| What the exercise asks |
Please replace "Market Size" with "Market Value" in the listing below, and return only the lines from the line with "cagr-label: CAGR: [448, 298, 517, 325]" through the line with "logo-middle-shape: [644, 974, 680, 1006]", with nothing else changed.
--- Task inputs ---
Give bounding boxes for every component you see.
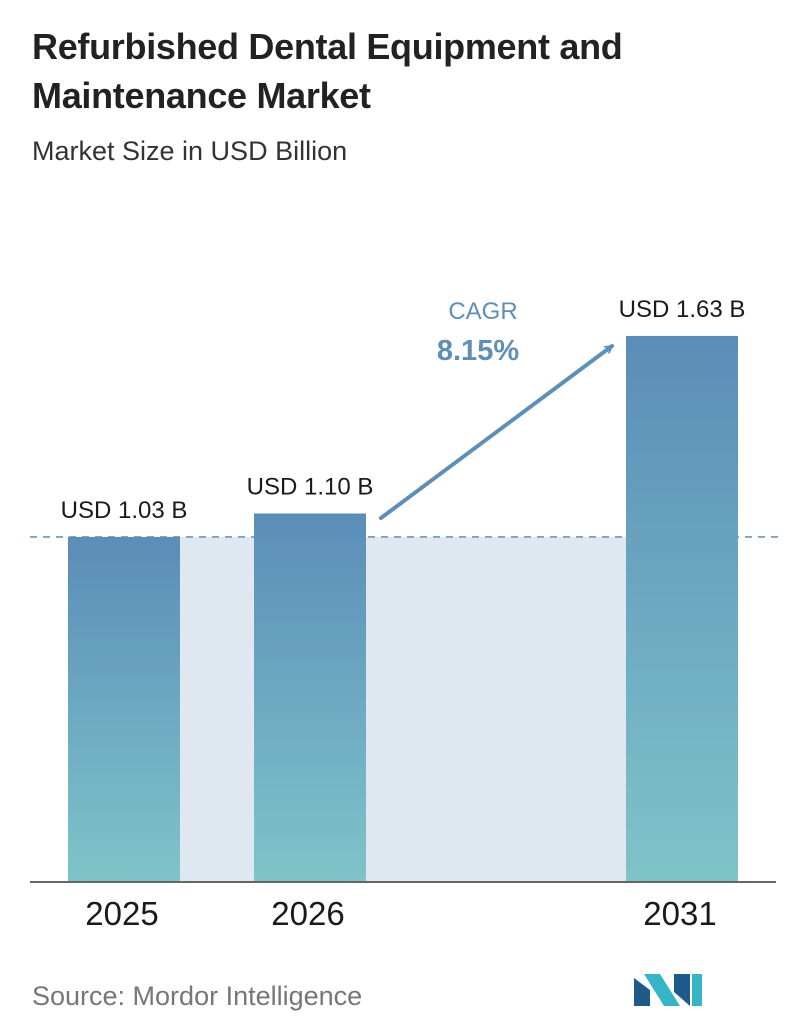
cagr-label: CAGR: [448, 298, 517, 325]
chart-title: Refurbished Dental Equipment and Mainten…: [32, 26, 623, 116]
mordor-intelligence-logo: [634, 974, 702, 1006]
value-label-2031: USD 1.63 B: [619, 296, 746, 323]
chart-subtitle: Market Size in USD Billion: [32, 136, 348, 166]
logo-left-shape: [634, 978, 650, 1006]
logo-middle-shape: [644, 974, 680, 1006]
x-tick-2031: 2031: [643, 895, 716, 932]
bar-chart: USD 1.03 B USD 1.10 B USD 1.63 B 2025 2026 2…: [30, 296, 782, 932]
x-tick-2026: 2026: [271, 895, 344, 932]
value-label-2026: USD 1.10 B: [247, 474, 374, 501]
value-label-2025: USD 1.03 B: [61, 497, 188, 524]
bar-2026: [254, 513, 366, 882]
cagr-value: 8.15%: [437, 335, 519, 367]
bar-2031: [626, 335, 738, 882]
source-note: Source: Mordor Intelligence: [32, 981, 363, 1011]
cagr-arrow: [379, 344, 614, 520]
logo-right-accent: [692, 974, 702, 1006]
bar-2025: [68, 536, 180, 882]
x-tick-2025: 2025: [85, 895, 158, 932]
logo-right-shape: [674, 974, 690, 1006]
---
| Exercise output |
cagr-label: CAGR: [448, 298, 517, 325]
chart-title: Refurbished Dental Equipment and Mainten…: [32, 26, 623, 116]
mordor-intelligence-logo: [634, 974, 702, 1006]
value-label-2031: USD 1.63 B: [619, 296, 746, 323]
chart-subtitle: Market Value in USD Billion: [32, 136, 348, 166]
logo-left-shape: [634, 978, 650, 1006]
logo-middle-shape: [644, 974, 680, 1006]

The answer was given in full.